* [GIVEN PROBLEM]:
Copy the lines verbatim, beginning with the line that contains "Transcribe the text in this document." and continuing through the end of the data, and only those lines.

* [DATA TO PROCESS]:
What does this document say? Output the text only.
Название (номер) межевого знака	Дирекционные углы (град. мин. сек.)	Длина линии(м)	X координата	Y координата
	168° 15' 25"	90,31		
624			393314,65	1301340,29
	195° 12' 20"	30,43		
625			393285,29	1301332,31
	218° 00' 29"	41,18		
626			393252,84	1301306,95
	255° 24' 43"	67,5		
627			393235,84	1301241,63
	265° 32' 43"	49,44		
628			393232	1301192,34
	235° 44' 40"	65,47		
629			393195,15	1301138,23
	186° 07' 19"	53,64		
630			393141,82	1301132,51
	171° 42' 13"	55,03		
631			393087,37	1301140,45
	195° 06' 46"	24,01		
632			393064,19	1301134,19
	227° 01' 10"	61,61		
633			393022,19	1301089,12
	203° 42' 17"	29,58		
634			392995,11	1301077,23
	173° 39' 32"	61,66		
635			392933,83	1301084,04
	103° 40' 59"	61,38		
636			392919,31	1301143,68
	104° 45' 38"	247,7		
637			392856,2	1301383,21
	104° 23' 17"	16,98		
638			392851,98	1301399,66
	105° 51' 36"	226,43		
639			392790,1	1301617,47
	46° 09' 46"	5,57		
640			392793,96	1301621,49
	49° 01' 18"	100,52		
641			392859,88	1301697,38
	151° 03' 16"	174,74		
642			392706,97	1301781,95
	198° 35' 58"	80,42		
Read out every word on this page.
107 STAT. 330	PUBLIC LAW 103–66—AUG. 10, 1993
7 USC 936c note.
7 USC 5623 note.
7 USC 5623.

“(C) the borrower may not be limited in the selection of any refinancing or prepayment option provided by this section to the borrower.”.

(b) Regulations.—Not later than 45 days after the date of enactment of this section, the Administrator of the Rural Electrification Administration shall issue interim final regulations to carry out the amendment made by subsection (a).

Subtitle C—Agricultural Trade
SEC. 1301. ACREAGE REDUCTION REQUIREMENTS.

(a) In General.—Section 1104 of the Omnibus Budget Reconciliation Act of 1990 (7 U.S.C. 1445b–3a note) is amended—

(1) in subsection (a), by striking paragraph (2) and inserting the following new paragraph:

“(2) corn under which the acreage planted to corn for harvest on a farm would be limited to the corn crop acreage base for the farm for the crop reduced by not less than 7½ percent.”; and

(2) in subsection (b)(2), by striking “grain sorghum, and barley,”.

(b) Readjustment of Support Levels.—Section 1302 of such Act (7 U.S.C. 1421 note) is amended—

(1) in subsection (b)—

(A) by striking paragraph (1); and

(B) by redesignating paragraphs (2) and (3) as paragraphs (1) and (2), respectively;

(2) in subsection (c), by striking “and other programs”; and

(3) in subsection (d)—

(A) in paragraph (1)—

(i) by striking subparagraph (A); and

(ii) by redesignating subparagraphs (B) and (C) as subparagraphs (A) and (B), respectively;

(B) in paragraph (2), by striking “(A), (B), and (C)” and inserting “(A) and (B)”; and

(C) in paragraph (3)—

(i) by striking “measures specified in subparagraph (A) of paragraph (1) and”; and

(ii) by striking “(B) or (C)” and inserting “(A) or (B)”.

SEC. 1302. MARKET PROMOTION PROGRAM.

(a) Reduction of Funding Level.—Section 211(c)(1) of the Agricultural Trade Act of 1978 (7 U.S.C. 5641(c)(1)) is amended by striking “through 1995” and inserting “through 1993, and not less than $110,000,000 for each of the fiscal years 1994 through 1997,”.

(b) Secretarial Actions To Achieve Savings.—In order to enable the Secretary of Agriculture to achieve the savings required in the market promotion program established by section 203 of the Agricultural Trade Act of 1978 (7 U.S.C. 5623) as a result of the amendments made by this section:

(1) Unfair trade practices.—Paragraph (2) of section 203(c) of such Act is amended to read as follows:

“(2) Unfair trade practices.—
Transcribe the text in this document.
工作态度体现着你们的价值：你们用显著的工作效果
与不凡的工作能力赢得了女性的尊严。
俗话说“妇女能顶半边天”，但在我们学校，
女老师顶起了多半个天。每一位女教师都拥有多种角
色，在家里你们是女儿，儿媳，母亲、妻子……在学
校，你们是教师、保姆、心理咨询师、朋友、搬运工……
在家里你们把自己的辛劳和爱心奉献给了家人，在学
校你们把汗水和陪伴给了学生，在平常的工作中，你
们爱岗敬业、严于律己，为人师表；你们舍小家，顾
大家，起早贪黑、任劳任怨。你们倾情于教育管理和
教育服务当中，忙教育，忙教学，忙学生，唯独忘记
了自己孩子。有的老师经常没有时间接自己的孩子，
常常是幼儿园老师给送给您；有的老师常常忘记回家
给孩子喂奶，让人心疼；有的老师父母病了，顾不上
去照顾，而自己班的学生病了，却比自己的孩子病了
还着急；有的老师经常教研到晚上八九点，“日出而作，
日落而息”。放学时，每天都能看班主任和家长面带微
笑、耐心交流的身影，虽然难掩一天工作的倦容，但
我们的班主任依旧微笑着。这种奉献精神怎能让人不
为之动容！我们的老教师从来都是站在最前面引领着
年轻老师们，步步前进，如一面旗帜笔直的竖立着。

* [CORRECT RESULT]:
Transcribe the text in this document.
工作态度体现着你们的价值：你们用显著的工作效果
与不凡的工作能力赢得了女性的尊严。
俗话说“妇女能顶半边天”，但在我们学校，
女老师顶起了多半个天。每一位女教师都拥有多种角
色，在家里你们是女儿，儿媳，母亲、妻子……在学
校，你们是教师、保姆、心理咨询师、朋友、搬运工……
在家里你们把自己的辛劳和爱心奉献给了家人，在学
校你们把汗水和陪伴给了学生，在平常的工作中，你
们爱岗敬业、严于律己，为人师表；你们舍小家，顾
大家，起早贪黑、任劳任怨。你们倾情于教育管理和
教育服务当中，忙教育，忙教学，忙学生，唯独忘记
了自己孩子。有的老师经常没有时间接自己的孩子，
常常是幼儿园老师给送给您；有的老师常常忘记回家
给孩子喂奶，让人心疼；有的老师父母病了，顾不上
去照顾，而自己班的学生病了，却比自己的孩子病了
还着急；有的老师经常教研到晚上八九点，“日出而作，
日落而息”。放学时，每天都能看班主任和家长面带微
笑、耐心交流的身影，虽然难掩一天工作的倦容，但
我们的班主任依旧微笑着。这种奉献精神怎能让人不
为之动容！我们的老教师从来都是站在最前面引领着
年轻老师们，步步前进，如一面旗帜笔直的竖立着。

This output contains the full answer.